Entries taken from a collection:
···
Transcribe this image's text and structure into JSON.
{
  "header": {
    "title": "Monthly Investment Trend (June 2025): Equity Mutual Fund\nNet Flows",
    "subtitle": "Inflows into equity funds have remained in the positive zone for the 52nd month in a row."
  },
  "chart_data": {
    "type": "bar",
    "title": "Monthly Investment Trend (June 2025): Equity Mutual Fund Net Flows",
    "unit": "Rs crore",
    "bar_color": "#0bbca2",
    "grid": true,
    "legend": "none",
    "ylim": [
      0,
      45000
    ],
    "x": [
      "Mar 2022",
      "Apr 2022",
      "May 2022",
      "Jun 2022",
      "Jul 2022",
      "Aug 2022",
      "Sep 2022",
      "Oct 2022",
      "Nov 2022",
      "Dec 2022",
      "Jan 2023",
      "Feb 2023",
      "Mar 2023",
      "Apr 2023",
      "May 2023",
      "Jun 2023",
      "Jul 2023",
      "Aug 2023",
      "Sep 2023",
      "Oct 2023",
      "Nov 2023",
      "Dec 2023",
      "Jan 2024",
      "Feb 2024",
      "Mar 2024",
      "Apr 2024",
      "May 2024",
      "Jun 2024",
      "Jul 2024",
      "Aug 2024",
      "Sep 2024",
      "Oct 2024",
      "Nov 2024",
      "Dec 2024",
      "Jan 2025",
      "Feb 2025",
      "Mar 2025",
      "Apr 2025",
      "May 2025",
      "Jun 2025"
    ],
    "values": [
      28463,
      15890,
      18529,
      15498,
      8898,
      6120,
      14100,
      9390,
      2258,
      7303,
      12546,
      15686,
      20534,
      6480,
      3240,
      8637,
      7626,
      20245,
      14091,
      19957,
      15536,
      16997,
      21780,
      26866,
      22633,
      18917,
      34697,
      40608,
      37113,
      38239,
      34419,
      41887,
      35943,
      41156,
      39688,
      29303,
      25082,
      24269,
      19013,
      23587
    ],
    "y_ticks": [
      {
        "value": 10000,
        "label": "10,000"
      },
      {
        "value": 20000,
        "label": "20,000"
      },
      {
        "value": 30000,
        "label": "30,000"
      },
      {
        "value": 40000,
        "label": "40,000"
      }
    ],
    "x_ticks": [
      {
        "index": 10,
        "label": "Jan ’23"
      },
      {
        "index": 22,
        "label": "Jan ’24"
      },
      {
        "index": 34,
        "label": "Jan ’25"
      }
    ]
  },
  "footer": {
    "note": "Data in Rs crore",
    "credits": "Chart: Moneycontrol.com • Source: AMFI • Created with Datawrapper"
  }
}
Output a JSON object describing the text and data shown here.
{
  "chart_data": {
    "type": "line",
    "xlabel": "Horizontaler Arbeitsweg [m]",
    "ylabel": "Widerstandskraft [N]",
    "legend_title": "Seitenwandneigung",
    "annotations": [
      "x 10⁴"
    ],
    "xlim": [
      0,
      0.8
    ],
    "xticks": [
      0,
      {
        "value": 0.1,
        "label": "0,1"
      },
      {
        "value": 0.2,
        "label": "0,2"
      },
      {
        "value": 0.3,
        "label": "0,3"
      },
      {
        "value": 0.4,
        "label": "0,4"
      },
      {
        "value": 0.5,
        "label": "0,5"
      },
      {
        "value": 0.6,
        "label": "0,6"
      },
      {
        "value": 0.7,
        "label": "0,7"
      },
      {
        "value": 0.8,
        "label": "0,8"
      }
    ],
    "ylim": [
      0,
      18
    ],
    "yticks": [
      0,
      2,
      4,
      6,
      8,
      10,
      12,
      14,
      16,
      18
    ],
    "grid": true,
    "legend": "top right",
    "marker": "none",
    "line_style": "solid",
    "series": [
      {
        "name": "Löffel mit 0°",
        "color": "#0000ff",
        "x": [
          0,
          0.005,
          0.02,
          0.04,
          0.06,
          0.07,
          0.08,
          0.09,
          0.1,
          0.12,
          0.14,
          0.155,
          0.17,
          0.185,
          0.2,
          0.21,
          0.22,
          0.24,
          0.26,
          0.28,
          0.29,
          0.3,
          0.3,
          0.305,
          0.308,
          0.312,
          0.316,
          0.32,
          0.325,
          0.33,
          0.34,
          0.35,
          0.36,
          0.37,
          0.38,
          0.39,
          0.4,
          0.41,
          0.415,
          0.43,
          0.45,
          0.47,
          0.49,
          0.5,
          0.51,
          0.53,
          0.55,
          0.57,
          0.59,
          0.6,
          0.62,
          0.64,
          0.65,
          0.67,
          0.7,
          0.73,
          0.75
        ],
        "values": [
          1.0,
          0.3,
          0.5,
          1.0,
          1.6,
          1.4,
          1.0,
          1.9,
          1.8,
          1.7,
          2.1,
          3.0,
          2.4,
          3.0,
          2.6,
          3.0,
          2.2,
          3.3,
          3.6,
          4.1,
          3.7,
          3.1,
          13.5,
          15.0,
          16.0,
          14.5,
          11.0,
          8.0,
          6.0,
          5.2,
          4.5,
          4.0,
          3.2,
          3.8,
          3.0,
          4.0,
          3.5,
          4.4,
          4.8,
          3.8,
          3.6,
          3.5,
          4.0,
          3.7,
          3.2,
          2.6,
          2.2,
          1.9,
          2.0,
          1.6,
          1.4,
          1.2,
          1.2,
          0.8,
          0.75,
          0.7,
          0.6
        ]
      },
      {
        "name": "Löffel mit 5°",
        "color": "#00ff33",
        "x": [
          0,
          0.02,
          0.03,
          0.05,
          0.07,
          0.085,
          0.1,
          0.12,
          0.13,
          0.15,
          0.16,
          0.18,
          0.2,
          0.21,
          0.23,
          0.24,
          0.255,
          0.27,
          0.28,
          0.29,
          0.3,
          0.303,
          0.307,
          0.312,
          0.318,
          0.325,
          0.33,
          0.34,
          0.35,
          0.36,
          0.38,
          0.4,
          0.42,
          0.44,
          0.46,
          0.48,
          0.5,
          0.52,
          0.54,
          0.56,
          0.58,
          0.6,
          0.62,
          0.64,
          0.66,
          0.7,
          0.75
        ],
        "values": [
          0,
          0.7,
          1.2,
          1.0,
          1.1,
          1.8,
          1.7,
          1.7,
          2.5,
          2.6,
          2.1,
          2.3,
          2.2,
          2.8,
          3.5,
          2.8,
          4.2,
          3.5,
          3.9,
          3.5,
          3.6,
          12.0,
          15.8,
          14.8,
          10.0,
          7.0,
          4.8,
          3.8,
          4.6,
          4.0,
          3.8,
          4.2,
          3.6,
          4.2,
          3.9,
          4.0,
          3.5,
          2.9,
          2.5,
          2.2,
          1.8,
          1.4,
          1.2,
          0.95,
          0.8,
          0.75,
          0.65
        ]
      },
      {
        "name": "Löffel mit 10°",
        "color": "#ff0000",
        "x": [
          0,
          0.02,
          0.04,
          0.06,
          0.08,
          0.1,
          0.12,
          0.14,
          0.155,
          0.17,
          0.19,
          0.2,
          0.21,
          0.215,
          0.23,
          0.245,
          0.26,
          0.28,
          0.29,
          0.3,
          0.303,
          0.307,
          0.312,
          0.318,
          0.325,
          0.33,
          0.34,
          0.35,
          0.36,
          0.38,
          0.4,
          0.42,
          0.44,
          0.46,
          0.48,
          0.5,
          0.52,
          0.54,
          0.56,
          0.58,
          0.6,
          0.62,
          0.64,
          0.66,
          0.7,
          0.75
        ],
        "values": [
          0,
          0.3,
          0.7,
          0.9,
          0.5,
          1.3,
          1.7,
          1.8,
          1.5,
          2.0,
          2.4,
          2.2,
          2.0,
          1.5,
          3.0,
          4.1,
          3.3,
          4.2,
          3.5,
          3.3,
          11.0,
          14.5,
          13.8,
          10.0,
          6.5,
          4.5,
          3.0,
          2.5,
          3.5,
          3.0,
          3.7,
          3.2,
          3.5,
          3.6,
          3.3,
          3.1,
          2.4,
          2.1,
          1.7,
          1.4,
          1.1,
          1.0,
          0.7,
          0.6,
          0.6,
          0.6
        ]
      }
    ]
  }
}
···
* _WHAT THE TASK ASKS_
Search the data for the word "Monthly" and copy each line where it appears.

* _SOLUTION TO THE EXERCISE_
    "title": "Monthly Investment Trend (June 2025): Equity Mutual Fund\nNet Flows",
    "title": "Monthly Investment Trend (June 2025): Equity Mutual Fund Net Flows",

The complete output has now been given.